* ARTICLE
----

Repeat violations is a pretty good indicator of a food safety culture issue

My kids are terrible at remembering things. Everyday one of them forgets at least one of the following: homework; water bottle; to change his socks; to flush; brush their teeth.

There are many more.

As a parent it’s my job to keep reminding them – and it gets frustrating when the same things are done over and over.

But they are 8 and 10. And not running a food business. Their repeated mistakes don’t leave to foodborne illness risks for thousands of customers.

I read the FDA warning letters with fascination every time an email alert comes out. Today’s  highlight for me was that a food business, Reuben’s, cant seem to get stuff straight after repeated reminders from FDA inspectors. In 2005, 2008, 2009, 2016 and again last fall they had issues with facilities, pests and behaviors.

The investigators found the same stuff. That’s frustrating – and kinda shows that the business leadership doesn’t get it, or care.

----

* WHAT IS EXPECTED
Reproduce everything from "My kids are" down to "thousands of customers." in the food safety post, swapping "homework" for "library book".

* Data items
----

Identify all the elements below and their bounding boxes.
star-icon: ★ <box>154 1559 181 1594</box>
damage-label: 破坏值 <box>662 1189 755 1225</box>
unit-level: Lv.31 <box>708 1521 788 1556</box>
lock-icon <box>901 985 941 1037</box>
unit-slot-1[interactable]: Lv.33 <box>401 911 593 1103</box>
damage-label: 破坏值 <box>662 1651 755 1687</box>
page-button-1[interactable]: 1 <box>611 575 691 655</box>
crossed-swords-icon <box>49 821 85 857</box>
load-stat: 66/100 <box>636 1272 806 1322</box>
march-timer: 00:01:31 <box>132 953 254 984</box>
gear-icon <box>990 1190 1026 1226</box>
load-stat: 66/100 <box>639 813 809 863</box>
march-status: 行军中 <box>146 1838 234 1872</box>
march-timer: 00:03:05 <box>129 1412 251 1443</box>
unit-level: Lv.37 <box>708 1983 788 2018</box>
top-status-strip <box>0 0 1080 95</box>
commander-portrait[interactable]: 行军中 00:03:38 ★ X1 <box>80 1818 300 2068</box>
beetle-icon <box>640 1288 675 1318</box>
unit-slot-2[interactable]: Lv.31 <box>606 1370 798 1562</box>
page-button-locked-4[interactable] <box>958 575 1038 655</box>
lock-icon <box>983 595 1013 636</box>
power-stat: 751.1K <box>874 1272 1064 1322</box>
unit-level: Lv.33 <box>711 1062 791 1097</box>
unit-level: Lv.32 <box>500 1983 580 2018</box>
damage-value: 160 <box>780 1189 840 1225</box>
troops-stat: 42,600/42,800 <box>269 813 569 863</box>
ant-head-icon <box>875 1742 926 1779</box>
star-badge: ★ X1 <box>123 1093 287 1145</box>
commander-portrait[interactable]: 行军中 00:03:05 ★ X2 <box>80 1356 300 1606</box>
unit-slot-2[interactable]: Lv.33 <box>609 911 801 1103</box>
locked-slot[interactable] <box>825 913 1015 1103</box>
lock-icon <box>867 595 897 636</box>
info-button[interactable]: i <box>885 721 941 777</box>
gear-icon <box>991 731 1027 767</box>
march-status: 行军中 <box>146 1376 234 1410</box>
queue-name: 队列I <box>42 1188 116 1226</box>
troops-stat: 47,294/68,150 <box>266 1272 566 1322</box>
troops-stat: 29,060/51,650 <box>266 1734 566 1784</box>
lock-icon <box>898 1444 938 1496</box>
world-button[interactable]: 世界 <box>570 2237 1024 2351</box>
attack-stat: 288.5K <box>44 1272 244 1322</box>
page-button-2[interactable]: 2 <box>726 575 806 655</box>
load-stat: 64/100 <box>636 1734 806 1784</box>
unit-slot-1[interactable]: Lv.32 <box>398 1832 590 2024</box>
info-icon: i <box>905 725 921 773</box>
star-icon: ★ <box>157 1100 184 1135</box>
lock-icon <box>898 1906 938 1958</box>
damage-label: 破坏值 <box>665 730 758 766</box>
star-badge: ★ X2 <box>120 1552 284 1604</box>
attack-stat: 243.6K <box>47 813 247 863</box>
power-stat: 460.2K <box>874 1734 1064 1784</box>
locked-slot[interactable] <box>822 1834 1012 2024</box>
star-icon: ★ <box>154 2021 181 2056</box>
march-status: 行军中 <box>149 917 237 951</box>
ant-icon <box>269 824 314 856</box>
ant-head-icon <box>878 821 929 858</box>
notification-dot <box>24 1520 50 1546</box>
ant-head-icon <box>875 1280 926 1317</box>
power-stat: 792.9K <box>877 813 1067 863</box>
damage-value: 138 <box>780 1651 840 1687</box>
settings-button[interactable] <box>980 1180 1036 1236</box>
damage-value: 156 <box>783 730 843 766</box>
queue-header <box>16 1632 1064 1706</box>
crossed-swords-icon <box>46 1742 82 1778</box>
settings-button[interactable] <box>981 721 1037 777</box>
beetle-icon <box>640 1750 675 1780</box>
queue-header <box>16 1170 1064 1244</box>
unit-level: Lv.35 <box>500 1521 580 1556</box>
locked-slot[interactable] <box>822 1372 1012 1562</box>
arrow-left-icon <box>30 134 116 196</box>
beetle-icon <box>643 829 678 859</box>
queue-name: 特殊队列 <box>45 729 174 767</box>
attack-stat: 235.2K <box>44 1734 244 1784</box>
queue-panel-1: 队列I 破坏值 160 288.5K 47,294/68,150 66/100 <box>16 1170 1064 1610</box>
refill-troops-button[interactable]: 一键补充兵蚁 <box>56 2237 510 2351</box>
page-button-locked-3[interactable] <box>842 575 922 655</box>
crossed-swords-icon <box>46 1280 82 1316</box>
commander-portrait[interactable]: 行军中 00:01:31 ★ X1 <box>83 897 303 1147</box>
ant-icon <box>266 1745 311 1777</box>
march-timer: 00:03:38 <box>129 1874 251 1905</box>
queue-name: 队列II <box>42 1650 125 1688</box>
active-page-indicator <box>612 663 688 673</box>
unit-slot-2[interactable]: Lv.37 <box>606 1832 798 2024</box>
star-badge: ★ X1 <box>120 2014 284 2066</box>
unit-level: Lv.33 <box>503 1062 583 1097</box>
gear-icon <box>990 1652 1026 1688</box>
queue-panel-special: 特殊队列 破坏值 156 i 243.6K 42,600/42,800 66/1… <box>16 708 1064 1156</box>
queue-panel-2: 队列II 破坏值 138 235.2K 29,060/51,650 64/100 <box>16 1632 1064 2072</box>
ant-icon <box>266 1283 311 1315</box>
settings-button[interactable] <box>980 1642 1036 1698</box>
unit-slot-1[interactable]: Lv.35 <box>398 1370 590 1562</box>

----

* ANSWER
My kids are terrible at remembering things. Everyday one of them forgets at least one of the following: library book; water bottle; to change his socks; to flush; brush their teeth.

There are many more.

As a parent it’s my job to keep reminding them – and it gets frustrating when the same things are done over and over.

But they are 8 and 10. And not running a food business. Their repeated mistakes don’t leave to foodborne illness risks for thousands of customers.